[Work to do]:
In the material below, repeat only the lines from the one that holds "What's the underlying" through the final line, exactly as they stand.

[Input data]:
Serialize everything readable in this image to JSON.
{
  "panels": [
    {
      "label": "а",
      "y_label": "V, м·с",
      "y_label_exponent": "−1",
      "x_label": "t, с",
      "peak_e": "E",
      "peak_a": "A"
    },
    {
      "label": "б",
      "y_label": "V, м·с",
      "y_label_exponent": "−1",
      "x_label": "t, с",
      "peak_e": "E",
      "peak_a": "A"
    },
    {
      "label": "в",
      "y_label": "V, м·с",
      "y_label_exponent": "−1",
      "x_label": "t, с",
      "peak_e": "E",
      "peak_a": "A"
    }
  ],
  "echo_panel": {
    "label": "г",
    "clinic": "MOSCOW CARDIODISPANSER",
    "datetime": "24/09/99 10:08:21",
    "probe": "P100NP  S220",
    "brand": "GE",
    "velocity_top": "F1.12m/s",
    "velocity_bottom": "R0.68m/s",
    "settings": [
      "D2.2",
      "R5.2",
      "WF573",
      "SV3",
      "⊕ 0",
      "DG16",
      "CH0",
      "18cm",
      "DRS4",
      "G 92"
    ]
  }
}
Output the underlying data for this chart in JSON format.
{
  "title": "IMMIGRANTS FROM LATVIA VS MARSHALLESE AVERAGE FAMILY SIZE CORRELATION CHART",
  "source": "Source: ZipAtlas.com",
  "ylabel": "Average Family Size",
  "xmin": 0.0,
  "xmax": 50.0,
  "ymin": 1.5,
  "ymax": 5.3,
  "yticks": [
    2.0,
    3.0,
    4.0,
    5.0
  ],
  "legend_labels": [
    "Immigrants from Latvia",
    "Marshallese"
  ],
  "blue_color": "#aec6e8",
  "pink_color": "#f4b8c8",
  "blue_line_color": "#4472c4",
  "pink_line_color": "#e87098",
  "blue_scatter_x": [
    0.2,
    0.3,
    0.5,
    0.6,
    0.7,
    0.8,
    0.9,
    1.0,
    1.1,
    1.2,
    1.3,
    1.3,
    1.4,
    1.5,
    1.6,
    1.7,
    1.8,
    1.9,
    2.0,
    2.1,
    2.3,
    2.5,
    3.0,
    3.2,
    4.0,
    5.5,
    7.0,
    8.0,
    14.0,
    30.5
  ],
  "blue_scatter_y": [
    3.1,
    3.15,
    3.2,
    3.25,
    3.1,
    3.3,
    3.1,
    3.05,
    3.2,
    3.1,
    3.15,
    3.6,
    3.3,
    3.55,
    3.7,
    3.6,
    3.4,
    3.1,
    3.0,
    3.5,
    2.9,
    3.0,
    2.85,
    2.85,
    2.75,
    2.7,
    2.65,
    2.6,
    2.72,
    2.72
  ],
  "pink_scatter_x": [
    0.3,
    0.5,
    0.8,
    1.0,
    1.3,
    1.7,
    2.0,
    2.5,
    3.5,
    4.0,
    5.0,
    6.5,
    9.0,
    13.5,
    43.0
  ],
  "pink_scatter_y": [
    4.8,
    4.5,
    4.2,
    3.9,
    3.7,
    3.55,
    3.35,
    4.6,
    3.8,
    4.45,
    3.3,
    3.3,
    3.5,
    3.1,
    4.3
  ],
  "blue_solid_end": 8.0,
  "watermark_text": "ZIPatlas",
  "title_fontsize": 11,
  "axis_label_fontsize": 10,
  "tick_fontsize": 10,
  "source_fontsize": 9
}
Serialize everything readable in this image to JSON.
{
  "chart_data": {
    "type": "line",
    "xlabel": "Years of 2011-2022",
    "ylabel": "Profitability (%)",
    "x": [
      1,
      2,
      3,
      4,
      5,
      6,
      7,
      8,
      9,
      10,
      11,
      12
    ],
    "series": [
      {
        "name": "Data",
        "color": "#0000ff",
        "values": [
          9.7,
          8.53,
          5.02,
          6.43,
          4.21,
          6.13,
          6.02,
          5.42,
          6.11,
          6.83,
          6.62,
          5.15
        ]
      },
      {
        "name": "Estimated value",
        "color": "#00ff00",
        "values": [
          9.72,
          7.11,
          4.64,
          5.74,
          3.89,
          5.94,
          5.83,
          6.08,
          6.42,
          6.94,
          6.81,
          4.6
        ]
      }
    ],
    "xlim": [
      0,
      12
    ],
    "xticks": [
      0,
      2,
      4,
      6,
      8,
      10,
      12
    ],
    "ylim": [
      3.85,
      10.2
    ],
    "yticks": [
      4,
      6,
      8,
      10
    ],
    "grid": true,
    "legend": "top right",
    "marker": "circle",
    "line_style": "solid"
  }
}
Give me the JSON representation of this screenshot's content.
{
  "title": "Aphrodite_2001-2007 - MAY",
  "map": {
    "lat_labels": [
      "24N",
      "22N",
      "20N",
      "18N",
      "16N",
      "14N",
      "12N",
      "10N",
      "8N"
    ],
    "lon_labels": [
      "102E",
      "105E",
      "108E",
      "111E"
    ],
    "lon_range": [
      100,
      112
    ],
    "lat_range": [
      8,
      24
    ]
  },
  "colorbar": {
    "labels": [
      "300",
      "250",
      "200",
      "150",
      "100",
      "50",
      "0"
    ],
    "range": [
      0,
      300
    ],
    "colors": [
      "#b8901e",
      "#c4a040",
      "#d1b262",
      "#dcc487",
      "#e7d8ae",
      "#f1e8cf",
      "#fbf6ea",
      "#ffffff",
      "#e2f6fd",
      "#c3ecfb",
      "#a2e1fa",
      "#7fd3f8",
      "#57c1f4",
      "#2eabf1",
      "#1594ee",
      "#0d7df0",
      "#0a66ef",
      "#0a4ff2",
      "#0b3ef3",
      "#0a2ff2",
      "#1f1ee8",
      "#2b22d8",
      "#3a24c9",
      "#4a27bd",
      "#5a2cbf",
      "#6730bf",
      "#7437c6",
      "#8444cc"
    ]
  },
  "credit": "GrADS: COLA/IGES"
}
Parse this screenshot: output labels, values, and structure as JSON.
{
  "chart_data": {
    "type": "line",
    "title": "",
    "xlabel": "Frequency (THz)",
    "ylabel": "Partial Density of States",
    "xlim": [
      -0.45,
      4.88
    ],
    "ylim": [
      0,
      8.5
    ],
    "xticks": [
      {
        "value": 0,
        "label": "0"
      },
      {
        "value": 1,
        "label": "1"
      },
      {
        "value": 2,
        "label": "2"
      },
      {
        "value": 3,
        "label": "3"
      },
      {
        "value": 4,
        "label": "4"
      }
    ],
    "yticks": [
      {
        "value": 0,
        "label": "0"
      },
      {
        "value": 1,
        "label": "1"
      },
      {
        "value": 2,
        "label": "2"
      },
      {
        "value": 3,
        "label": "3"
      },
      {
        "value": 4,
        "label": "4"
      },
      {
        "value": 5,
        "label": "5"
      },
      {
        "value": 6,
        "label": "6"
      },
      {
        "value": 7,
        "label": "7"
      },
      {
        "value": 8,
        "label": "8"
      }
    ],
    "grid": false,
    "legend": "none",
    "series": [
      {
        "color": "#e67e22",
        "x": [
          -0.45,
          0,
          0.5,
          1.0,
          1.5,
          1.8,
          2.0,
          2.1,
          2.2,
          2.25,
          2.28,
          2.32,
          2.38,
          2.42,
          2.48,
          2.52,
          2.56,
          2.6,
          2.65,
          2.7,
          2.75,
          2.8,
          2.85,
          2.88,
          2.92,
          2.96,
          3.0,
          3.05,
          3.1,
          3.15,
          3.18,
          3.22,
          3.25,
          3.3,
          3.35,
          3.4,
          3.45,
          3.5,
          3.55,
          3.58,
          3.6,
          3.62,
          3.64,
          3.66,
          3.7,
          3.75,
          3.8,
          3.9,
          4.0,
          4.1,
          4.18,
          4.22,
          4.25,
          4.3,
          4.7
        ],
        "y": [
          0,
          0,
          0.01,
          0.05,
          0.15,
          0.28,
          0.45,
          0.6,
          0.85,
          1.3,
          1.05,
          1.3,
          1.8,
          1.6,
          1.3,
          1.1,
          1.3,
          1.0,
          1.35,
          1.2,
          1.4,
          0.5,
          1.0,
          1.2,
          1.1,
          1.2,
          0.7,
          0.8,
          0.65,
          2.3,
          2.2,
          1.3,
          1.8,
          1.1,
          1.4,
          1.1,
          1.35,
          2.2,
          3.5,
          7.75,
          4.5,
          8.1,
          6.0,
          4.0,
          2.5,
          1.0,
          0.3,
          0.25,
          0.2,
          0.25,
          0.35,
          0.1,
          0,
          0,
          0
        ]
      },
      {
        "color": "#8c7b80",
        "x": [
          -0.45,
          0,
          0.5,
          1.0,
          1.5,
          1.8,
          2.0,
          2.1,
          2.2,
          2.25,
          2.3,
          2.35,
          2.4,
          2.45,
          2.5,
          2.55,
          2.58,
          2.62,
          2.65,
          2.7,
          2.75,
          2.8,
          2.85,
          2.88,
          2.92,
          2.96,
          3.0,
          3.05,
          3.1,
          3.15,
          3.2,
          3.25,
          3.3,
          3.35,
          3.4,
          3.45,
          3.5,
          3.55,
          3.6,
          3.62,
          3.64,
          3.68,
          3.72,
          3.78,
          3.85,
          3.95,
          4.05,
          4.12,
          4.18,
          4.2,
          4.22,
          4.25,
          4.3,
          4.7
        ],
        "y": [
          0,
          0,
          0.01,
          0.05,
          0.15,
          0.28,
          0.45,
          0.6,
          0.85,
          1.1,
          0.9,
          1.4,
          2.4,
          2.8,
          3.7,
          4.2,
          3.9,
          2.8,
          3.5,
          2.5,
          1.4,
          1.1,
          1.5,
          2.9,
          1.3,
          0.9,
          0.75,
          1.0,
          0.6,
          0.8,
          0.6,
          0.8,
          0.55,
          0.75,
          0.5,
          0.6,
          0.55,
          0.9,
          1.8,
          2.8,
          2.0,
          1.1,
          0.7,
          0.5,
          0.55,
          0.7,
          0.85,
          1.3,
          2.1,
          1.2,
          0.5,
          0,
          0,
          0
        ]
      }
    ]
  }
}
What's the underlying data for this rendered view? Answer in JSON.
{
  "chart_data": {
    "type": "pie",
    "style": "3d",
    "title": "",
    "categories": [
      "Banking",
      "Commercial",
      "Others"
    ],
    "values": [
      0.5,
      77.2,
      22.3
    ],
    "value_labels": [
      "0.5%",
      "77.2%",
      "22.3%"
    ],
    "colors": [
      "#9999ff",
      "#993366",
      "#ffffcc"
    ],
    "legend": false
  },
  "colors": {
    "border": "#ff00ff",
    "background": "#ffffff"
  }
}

[Final answer]:
What's the underlying data for this rendered view? Answer in JSON.
{
  "chart_data": {
    "type": "pie",
    "style": "3d",
    "title": "",
    "categories": [
      "Banking",
      "Commercial",
      "Others"
    ],
    "values": [
      0.5,
      77.2,
      22.3
    ],
    "value_labels": [
      "0.5%",
      "77.2%",
      "22.3%"
    ],
    "colors": [
      "#9999ff",
      "#993366",
      "#ffffcc"
    ],
    "legend": false
  },
  "colors": {
    "border": "#ff00ff",
    "background": "#ffffff"
  }
}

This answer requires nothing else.